#### [Consignes écrites]
**1)** D'après le cours sur l'espace méditerranéen, quels sont les trois événements qui ont rompu l'unité de cet espace ? Donnez chacun avec son siècle.
**2)** Poursuivez le cours sur l'espace méditerranéen à partir de sa dernière phrase.

#### [Extrait du texte]
CHAPITRE C : UNE INTERFACE NORD / SUD : l’espace méditerranéen.
Quelles sont les conséquences économiques, sociales et spatiales des grandes disparités de développement entre les deux rives de la Méditerranée ?
1- Un espace de clivage
a- Unité naturelle, diversité culturelle
La mer Méditerranée est étymologiquement « la mer au milieu des terres ». Elle s’étend sur environ 3800 km d’Est en Ouest et met en contacte l’Europe du Sud, l’Asie Occidentale, et l’Afrique du Nord. Elle est ainsi un espace carrefour.
L’unité de l’espace méditerranéen est d’abord le fait de caractéristiques naturelles. Son climat, marqué par la sécheresse estivale et les paysages de garigue, d’oliviers, de vignes crée une ambiance commune. La présence d’un cadre montagneux en amphithéâtre dominant d’étroites plaines littorales donne également un sentiment d’homogénéité.
L’espace méditerranéen a aussi connu l’unité politique et économique au temps de l’Empire romain. Son effondrement au Vème siècle, l’irruption de l’islam au VIIème siècle, le schisme entre chrétiens occidentaux et chrétiens orientaux au XIème siècle ont rompu cette unité. Aujourd’hui, trois aires culturelles, civilisationnelles à dominante religieuse se partagent l’espace méditéranéen.
- l’arc occidental au Nord-Ouest (Portugal, Espagne, France, Italie) à dominante catholique et latine.
- le monde balkanique à majorité orthodoxe (Grèce, Serbie, Bulgarie …) fortement marqué par l’islam ottoman (Albanie, Bosnie …)
- les mondes arabes (du Maroc jusqu’à la Syrie) et turcs, dominés par l’islam sunnite sur les rives sud et est de la Méditerranée. La création de l’état d’Israël en 1948 a toutefois introduit une exception mal acceptée par ses voisins.
L’existence de nombreuses minorités et de mouvements migratoires complique toutefois le tableau d’ensemble.

#### [Données fournies]
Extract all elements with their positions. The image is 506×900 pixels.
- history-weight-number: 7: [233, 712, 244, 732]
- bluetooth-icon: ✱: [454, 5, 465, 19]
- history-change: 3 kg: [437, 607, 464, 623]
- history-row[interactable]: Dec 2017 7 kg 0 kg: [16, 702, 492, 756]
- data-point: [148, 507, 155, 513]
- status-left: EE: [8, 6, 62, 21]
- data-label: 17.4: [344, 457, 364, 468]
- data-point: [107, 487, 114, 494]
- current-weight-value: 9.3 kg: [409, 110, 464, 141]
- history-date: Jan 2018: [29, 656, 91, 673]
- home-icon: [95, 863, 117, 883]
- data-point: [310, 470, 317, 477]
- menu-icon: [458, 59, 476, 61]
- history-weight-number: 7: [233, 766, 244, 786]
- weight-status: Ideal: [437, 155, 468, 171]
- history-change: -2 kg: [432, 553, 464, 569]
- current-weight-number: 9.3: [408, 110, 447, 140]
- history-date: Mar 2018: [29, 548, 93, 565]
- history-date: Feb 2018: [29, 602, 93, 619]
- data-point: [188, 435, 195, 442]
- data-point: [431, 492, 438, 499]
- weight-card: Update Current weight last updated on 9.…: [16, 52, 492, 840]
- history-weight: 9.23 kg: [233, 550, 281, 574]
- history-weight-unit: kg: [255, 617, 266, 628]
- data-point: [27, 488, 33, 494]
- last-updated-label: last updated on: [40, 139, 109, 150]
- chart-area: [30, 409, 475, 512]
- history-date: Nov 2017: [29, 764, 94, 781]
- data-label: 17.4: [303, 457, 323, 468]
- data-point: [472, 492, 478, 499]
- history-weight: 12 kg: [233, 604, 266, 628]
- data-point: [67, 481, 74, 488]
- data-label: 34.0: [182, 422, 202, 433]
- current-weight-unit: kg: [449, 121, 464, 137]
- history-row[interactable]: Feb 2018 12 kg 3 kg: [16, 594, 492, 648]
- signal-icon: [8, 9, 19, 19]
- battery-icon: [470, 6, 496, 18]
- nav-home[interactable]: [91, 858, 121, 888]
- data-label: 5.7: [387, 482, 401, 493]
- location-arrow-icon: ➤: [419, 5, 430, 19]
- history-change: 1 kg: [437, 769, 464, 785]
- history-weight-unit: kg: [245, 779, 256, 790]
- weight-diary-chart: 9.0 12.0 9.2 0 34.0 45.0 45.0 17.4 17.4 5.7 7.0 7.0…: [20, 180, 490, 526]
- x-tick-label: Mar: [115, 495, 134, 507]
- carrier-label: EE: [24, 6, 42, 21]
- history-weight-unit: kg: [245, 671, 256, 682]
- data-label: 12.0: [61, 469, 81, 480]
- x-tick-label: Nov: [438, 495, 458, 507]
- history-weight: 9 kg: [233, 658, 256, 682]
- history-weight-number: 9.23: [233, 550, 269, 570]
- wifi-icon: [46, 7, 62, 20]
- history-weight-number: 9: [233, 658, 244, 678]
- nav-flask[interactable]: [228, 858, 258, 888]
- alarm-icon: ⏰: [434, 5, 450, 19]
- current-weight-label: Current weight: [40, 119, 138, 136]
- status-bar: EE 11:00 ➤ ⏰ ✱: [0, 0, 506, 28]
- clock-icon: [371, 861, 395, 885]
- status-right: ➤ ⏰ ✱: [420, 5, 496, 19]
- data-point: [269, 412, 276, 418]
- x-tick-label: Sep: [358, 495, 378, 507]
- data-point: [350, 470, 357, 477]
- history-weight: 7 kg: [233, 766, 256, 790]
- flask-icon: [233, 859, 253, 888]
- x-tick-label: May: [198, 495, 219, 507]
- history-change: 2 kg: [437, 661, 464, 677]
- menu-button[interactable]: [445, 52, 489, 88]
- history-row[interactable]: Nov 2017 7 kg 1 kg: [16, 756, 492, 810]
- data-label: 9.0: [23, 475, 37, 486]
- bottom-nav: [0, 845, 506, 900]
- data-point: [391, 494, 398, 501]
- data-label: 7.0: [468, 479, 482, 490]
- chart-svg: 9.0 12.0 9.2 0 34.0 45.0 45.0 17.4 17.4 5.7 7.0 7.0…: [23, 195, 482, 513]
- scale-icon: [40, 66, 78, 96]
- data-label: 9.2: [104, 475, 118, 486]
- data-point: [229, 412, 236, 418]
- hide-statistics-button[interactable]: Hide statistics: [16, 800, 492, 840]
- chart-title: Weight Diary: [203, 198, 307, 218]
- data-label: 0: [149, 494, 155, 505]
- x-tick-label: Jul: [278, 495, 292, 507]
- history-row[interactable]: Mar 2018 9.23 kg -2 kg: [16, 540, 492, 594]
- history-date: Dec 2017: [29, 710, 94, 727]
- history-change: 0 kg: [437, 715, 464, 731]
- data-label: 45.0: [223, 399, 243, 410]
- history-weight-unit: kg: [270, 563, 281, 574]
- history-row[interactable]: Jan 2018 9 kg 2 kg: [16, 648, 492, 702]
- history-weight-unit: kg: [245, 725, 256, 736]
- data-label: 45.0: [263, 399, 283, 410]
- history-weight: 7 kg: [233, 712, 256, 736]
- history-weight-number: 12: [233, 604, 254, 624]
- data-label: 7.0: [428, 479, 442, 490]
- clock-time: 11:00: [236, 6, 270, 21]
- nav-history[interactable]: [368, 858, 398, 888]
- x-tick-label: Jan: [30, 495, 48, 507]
...
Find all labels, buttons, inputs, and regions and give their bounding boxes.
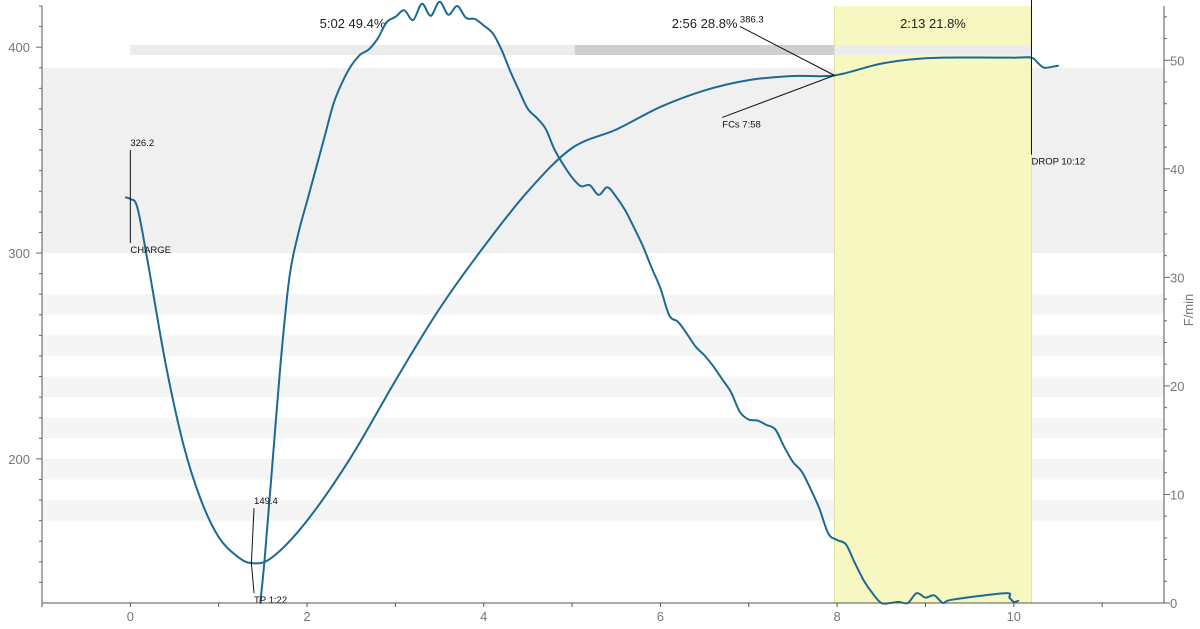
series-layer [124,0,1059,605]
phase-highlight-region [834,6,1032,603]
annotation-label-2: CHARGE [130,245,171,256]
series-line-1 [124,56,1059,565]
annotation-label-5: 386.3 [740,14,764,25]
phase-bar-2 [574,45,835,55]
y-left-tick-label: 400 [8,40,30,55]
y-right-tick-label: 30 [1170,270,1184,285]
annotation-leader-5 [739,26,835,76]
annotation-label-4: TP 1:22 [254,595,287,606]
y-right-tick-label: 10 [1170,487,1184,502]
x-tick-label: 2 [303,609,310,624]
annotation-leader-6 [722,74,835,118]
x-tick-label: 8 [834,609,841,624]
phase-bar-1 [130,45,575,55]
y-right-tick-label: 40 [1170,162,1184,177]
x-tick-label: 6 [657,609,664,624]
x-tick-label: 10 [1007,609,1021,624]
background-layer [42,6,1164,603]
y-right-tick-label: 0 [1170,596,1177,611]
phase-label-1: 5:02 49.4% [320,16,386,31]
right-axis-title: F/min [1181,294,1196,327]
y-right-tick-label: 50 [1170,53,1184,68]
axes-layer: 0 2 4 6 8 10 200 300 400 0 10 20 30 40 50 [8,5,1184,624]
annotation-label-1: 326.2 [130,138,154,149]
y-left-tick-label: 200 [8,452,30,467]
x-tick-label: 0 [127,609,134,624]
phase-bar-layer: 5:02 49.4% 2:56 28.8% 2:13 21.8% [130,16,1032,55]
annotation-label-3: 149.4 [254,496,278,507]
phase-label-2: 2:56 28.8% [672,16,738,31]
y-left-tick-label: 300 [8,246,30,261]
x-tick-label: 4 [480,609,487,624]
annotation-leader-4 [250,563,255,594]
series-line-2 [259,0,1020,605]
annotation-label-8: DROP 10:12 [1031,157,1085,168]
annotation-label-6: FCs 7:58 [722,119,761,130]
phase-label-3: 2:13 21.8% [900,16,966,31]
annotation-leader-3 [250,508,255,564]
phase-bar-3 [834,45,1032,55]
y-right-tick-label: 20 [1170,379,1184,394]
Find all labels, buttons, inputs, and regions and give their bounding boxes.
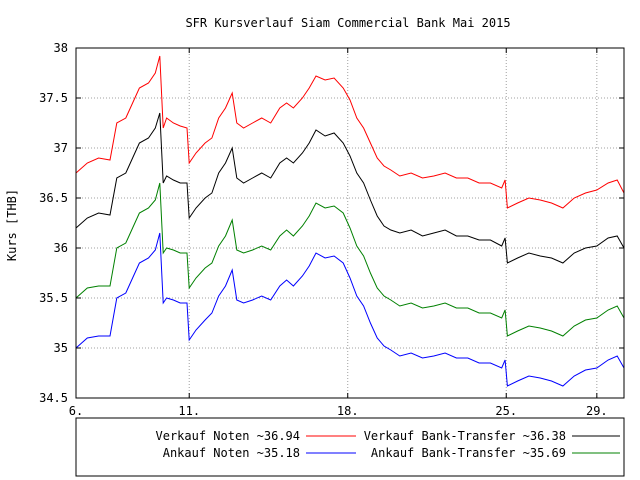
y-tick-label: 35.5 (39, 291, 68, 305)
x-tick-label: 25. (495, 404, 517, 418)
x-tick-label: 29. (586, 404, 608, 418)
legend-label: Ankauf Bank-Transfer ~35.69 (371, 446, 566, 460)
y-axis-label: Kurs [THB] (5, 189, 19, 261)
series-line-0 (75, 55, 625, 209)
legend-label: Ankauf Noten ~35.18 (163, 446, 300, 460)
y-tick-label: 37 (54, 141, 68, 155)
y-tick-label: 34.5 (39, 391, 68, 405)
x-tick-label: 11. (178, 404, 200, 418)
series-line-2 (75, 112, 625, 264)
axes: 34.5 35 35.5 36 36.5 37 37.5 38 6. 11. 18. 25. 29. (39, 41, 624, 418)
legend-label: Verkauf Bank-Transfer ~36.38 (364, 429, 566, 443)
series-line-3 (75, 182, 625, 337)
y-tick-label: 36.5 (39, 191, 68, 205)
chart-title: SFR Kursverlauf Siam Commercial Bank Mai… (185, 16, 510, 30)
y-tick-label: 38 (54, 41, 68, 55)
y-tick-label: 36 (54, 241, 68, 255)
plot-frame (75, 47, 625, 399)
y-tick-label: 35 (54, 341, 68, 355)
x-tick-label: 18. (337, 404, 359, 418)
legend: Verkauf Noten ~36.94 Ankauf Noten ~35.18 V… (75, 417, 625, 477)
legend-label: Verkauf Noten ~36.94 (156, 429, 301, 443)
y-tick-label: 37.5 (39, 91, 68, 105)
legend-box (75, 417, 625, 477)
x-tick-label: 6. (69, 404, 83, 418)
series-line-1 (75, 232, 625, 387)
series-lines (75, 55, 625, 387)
* * *
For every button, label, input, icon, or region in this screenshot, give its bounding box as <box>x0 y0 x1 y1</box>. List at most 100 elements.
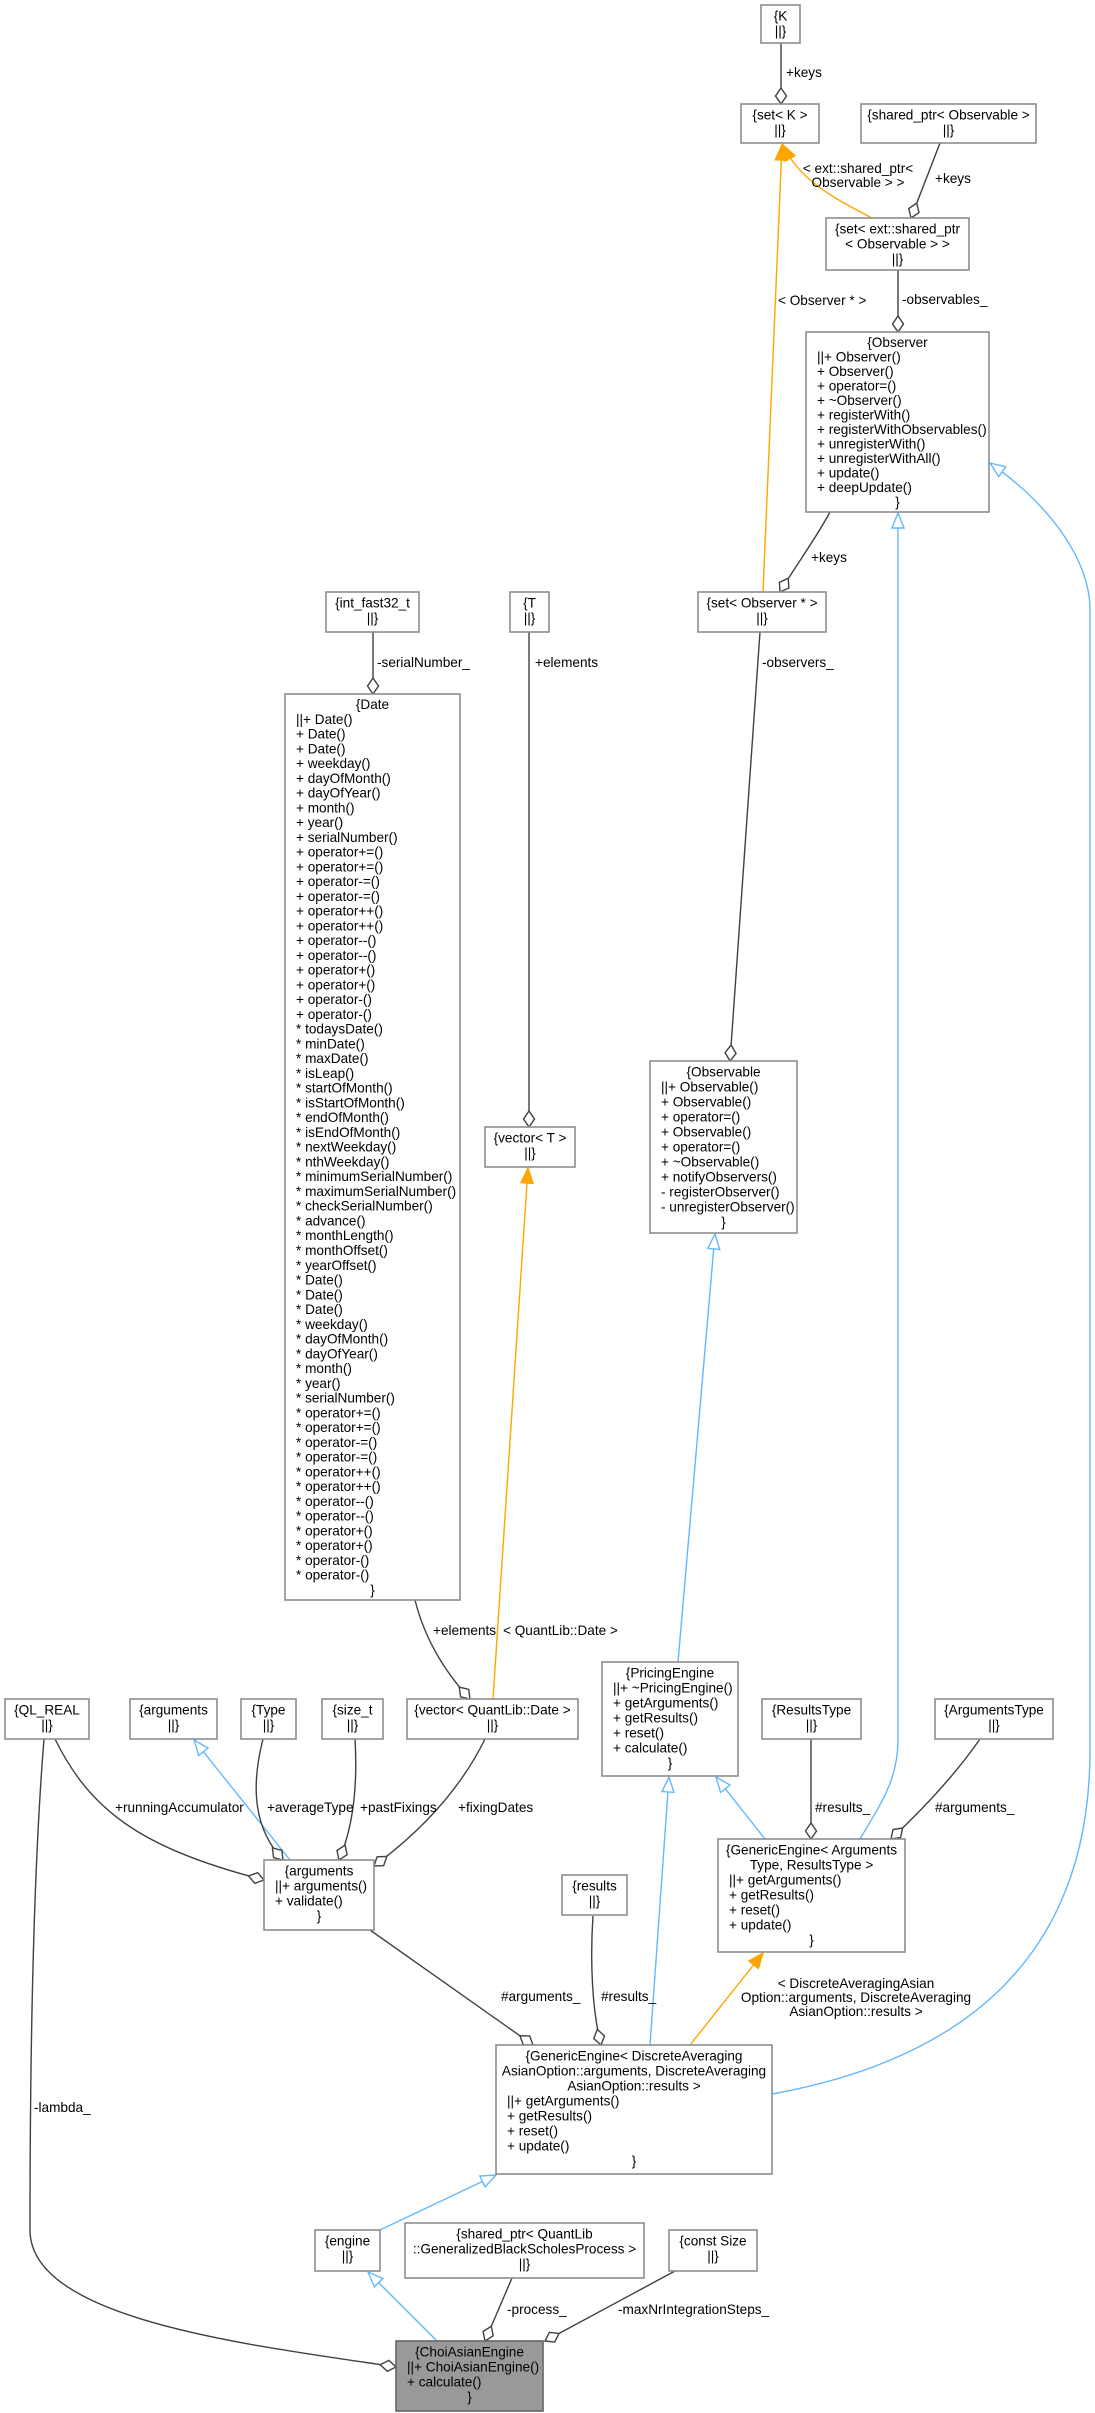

#### [Liste des réponses]
**1)**
- L'effondrement de l'Empire romain, au Vème siècle
- L'irruption de l'islam, au VIIème siècle
- Le schisme entre chrétiens occidentaux et chrétiens orientaux, au XIème siècle

**2)**
b- De fortes inégalités de développement
Le principal clivage est toutefois économique et démographique et sépare de manière très nette une Méditerranée du Nord-Ouest dont l’IDH est supérieur à 0,8 et la Méditerranée des PSEM (pays du Sud et de l’Est de la Méditerranée) dont l’IDH se situe entre 0 ,5 et 0,8.
- Au nord, la France et l’Italie se distinguent par leur puissance économique. Le Portugal, l’Espagne, la Grèce connaissent également une croissance depuis les années 80.
- Les pays des Balkans accumulent des retards importants liés à une difficile transition vers l’économie de marché. Les violents conflits ethniques ont par ailleurs pénalisé le développement de l’ex-Yougoslavie.
- Dans la partie sud, le Maghreb et l’Egypte connaissent un début de développement grâce à l’exploitation de leurs ressources agricoles, énergétiques, et touristiques. La croissance est cependant entravée par une démographie très dynamique, des structures rurales archaïques, de très fortes inégalités sociales sur fond de corruption et de mauvais gouvernance.
La partie Est de la Syrie au Liban constitue un ensemble politiquement et économiquement plus varié, mais globalement fragile d’un point de vue stratégique. La Turquie connaît une croissance plus substantielle mais déséquilibrée.
c- De graves tensions géopolitiques
Le bassin méditerranéen est un espace traversé de conflits politiques, religieux et économiques multiples. Il accumule les points chauds de toute nature.
- des rivalités importantes opposent des états notamment à propos de leurs frontières. Les conflits israélo-arabes, l’occupation du Nord de Chypre par l’armée turque, les querelles entre l’Algérie et le Maroc à propos du Sahara occidental demeurent des abcès de fixation.
- dans un espace marqué par l’aridité, le problème de l’eau se pose de manière très préoccupante. Ainsi, le projet GAP dans le Kurdistan turc repose sur l’exploitation intensive du Tigre et de l’Euphrate. La Syrie et l’Irak situés en aval se plaignent sans être entendus de la Turquie des prélèvements excessifs qui mettent en péril leur économie. La nappe phréatique de Cisjordanie est un enjeu important et peu connu du conflit israélo-palestinien.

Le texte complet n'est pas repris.